_What the task requires_
Write the material out again exactly as it stands.

Dataset items
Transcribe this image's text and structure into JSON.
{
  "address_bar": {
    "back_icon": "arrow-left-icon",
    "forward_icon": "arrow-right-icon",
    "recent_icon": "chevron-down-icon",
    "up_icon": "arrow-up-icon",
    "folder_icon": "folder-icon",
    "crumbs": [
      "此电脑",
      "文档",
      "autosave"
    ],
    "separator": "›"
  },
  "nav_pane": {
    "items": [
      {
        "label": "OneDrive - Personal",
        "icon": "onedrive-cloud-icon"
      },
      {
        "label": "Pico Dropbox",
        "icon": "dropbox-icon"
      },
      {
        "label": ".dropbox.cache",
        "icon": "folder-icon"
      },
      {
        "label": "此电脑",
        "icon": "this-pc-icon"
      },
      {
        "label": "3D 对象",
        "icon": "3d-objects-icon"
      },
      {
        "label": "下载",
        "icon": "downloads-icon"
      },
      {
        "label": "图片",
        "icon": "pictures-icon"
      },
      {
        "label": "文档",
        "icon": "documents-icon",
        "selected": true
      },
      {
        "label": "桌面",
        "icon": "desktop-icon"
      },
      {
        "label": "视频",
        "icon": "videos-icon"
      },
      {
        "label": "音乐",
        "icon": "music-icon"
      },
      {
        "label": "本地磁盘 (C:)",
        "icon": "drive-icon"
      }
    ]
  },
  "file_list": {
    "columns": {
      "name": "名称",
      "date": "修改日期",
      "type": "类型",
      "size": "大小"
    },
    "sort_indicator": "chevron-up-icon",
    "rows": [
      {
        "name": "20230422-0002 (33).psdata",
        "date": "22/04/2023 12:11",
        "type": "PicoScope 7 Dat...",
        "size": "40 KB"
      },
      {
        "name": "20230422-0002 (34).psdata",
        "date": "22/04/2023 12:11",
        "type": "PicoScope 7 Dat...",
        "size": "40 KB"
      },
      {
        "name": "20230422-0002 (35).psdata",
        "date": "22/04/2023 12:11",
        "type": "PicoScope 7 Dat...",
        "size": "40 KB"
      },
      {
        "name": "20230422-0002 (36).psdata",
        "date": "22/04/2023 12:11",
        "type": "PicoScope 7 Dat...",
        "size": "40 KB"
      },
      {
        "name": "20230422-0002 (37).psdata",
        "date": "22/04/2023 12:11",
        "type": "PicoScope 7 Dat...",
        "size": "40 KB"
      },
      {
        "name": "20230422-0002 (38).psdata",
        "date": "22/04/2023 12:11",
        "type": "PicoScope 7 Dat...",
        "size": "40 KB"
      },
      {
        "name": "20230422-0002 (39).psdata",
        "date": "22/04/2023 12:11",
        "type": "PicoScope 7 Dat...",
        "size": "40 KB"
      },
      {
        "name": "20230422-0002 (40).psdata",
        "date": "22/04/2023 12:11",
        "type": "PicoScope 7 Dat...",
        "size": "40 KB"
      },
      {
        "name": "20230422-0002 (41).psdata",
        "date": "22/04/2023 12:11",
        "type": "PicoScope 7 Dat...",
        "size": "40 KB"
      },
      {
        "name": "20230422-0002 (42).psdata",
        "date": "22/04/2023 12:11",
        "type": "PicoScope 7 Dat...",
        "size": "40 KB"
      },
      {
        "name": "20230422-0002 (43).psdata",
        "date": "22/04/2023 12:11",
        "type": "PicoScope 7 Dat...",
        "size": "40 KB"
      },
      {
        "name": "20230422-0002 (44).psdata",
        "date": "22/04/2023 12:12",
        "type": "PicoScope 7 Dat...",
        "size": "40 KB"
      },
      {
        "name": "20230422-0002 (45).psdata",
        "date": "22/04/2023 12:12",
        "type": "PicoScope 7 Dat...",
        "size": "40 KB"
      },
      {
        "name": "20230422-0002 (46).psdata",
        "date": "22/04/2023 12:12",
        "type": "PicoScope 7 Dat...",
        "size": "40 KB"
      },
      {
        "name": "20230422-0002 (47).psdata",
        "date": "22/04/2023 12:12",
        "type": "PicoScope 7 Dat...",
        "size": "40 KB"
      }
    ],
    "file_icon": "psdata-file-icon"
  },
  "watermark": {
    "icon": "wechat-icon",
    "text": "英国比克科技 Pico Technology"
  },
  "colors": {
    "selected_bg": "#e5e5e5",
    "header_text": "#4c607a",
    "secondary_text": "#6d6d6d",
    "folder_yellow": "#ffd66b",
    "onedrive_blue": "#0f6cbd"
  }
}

_The output_
Transcribe this image's text and structure into JSON.
{
  "address_bar": {
    "back_icon": "arrow-left-icon",
    "forward_icon": "arrow-right-icon",
    "recent_icon": "chevron-down-icon",
    "up_icon": "arrow-up-icon",
    "folder_icon": "folder-icon",
    "crumbs": [
      "此电脑",
      "文档",
      "autosave"
    ],
    "separator": "›"
  },
  "nav_pane": {
    "items": [
      {
        "label": "OneDrive - Personal",
        "icon": "onedrive-cloud-icon"
      },
      {
        "label": "Pico Dropbox",
        "icon": "dropbox-icon"
      },
      {
        "label": ".dropbox.cache",
        "icon": "folder-icon"
      },
      {
        "label": "此电脑",
        "icon": "this-pc-icon"
      },
      {
        "label": "3D 对象",
        "icon": "3d-objects-icon"
      },
      {
        "label": "下载",
        "icon": "downloads-icon"
      },
      {
        "label": "图片",
        "icon": "pictures-icon"
      },
      {
        "label": "文档",
        "icon": "documents-icon",
        "selected": true
      },
      {
        "label": "桌面",
        "icon": "desktop-icon"
      },
      {
        "label": "视频",
        "icon": "videos-icon"
      },
      {
        "label": "音乐",
        "icon": "music-icon"
      },
      {
        "label": "本地磁盘 (C:)",
        "icon": "drive-icon"
      }
    ]
  },
  "file_list": {
    "columns": {
      "name": "名称",
      "date": "修改日期",
      "type": "类型",
      "size": "大小"
    },
    "sort_indicator": "chevron-up-icon",
    "rows": [
      {
        "name": "20230422-0002 (33).psdata",
        "date": "22/04/2023 12:11",
        "type": "PicoScope 7 Dat...",
        "size": "40 KB"
      },
      {
        "name": "20230422-0002 (34).psdata",
        "date": "22/04/2023 12:11",
        "type": "PicoScope 7 Dat...",
        "size": "40 KB"
      },
      {
        "name": "20230422-0002 (35).psdata",
        "date": "22/04/2023 12:11",
        "type": "PicoScope 7 Dat...",
        "size": "40 KB"
      },
      {
        "name": "20230422-0002 (36).psdata",
        "date": "22/04/2023 12:11",
        "type": "PicoScope 7 Dat...",
        "size": "40 KB"
      },
      {
        "name": "20230422-0002 (37).psdata",
        "date": "22/04/2023 12:11",
        "type": "PicoScope 7 Dat...",
        "size": "40 KB"
      },
      {
        "name": "20230422-0002 (38).psdata",
        "date": "22/04/2023 12:11",
        "type": "PicoScope 7 Dat...",
        "size": "40 KB"
      },
      {
        "name": "20230422-0002 (39).psdata",
        "date": "22/04/2023 12:11",
        "type": "PicoScope 7 Dat...",
        "size": "40 KB"
      },
      {
        "name": "20230422-0002 (40).psdata",
        "date": "22/04/2023 12:11",
        "type": "PicoScope 7 Dat...",
        "size": "40 KB"
      },
      {
        "name": "20230422-0002 (41).psdata",
        "date": "22/04/2023 12:11",
        "type": "PicoScope 7 Dat...",
        "size": "40 KB"
      },
      {
        "name": "20230422-0002 (42).psdata",
        "date": "22/04/2023 12:11",
        "type": "PicoScope 7 Dat...",
        "size": "40 KB"
      },
      {
        "name": "20230422-0002 (43).psdata",
        "date": "22/04/2023 12:11",
        "type": "PicoScope 7 Dat...",
        "size": "40 KB"
      },
      {
        "name": "20230422-0002 (44).psdata",
        "date": "22/04/2023 12:12",
        "type": "PicoScope 7 Dat...",
        "size": "40 KB"
      },
      {
        "name": "20230422-0002 (45).psdata",
        "date": "22/04/2023 12:12",
        "type": "PicoScope 7 Dat...",
        "size": "40 KB"
      },
      {
        "name": "20230422-0002 (46).psdata",
        "date": "22/04/2023 12:12",
        "type": "PicoScope 7 Dat...",
        "size": "40 KB"
      },
      {
        "name": "20230422-0002 (47).psdata",
        "date": "22/04/2023 12:12",
        "type": "PicoScope 7 Dat...",
        "size": "40 KB"
      }
    ],
    "file_icon": "psdata-file-icon"
  },
  "watermark": {
    "icon": "wechat-icon",
    "text": "英国比克科技 Pico Technology"
  },
  "colors": {
    "selected_bg": "#e5e5e5",
    "header_text": "#4c607a",
    "secondary_text": "#6d6d6d",
    "folder_yellow": "#ffd66b",
    "onedrive_blue": "#0f6cbd"
  }
}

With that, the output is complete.